>> START STORED RECORDS

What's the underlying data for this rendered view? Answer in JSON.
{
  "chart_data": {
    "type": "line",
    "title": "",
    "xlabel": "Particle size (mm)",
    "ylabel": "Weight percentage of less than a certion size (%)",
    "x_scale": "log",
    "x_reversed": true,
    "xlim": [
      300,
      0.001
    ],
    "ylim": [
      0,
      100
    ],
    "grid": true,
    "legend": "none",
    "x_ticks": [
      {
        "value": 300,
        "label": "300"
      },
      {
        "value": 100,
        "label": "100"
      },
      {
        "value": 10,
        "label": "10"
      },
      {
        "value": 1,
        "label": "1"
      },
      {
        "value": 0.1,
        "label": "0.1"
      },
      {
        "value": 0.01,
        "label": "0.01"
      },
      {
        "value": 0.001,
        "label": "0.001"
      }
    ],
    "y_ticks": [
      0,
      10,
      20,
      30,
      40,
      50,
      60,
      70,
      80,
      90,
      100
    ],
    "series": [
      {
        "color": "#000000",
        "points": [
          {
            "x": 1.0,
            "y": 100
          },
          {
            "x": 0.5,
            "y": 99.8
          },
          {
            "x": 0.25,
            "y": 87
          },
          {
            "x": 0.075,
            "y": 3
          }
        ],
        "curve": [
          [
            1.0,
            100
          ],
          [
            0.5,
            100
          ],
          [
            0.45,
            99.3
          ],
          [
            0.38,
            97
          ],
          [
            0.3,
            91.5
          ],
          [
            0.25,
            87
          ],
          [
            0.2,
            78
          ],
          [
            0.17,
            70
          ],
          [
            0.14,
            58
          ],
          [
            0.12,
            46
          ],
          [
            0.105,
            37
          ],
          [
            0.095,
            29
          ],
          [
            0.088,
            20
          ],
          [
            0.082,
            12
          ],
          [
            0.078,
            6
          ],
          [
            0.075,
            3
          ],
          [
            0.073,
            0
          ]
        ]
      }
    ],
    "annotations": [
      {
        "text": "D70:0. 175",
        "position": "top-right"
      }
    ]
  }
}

>> END STORED RECORDS

STATED EXERCISE:
Retype the data exactly as given.

RESULT OF THIS EXERCISE:
What's the underlying data for this rendered view? Answer in JSON.
{
  "chart_data": {
    "type": "line",
    "title": "",
    "xlabel": "Particle size (mm)",
    "ylabel": "Weight percentage of less than a certion size (%)",
    "x_scale": "log",
    "x_reversed": true,
    "xlim": [
      300,
      0.001
    ],
    "ylim": [
      0,
      100
    ],
    "grid": true,
    "legend": "none",
    "x_ticks": [
      {
        "value": 300,
        "label": "300"
      },
      {
        "value": 100,
        "label": "100"
      },
      {
        "value": 10,
        "label": "10"
      },
      {
        "value": 1,
        "label": "1"
      },
      {
        "value": 0.1,
        "label": "0.1"
      },
      {
        "value": 0.01,
        "label": "0.01"
      },
      {
        "value": 0.001,
        "label": "0.001"
      }
    ],
    "y_ticks": [
      0,
      10,
      20,
      30,
      40,
      50,
      60,
      70,
      80,
      90,
      100
    ],
    "series": [
      {
        "color": "#000000",
        "points": [
          {
            "x": 1.0,
            "y": 100
          },
          {
            "x": 0.5,
            "y": 99.8
          },
          {
            "x": 0.25,
            "y": 87
          },
          {
            "x": 0.075,
            "y": 3
          }
        ],
        "curve": [
          [
            1.0,
            100
          ],
          [
            0.5,
            100
          ],
          [
            0.45,
            99.3
          ],
          [
            0.38,
            97
          ],
          [
            0.3,
            91.5
          ],
          [
            0.25,
            87
          ],
          [
            0.2,
            78
          ],
          [
            0.17,
            70
          ],
          [
            0.14,
            58
          ],
          [
            0.12,
            46
          ],
          [
            0.105,
            37
          ],
          [
            0.095,
            29
          ],
          [
            0.088,
            20
          ],
          [
            0.082,
            12
          ],
          [
            0.078,
            6
          ],
          [
            0.075,
            3
          ],
          [
            0.073,
            0
          ]
        ]
      }
    ],
    "annotations": [
      {
        "text": "D70:0. 175",
        "position": "top-right"
      }
    ]
  }
}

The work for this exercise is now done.